begin Dataset
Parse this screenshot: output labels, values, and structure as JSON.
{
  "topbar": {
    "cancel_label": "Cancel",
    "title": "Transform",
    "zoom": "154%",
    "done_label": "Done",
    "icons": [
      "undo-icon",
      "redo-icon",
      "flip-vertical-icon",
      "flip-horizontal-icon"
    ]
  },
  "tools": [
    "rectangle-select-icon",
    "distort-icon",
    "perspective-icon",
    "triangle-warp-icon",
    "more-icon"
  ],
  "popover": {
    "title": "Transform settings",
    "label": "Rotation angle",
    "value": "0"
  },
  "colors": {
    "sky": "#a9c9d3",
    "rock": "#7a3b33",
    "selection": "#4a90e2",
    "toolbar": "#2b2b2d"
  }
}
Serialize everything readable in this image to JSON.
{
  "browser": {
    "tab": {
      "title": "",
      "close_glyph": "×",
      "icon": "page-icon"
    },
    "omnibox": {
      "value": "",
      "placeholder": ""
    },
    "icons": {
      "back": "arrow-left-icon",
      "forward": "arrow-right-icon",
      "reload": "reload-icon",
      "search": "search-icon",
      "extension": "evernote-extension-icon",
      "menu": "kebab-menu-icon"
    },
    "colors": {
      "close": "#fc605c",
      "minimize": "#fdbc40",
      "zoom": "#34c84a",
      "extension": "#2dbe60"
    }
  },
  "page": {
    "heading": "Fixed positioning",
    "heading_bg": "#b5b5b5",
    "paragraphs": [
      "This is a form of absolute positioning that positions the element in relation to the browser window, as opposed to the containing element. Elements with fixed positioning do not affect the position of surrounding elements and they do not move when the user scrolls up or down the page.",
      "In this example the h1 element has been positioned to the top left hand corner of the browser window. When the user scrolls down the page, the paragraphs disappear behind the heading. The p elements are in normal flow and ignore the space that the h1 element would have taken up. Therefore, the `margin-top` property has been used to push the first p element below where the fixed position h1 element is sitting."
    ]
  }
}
end Dataset
:: Task to carry out ::
Look over the listing. Pull out every line with the string "JSON" in it.

:: Completed task ::
Parse this screenshot: output labels, values, and structure as JSON.
Serialize everything readable in this image to JSON.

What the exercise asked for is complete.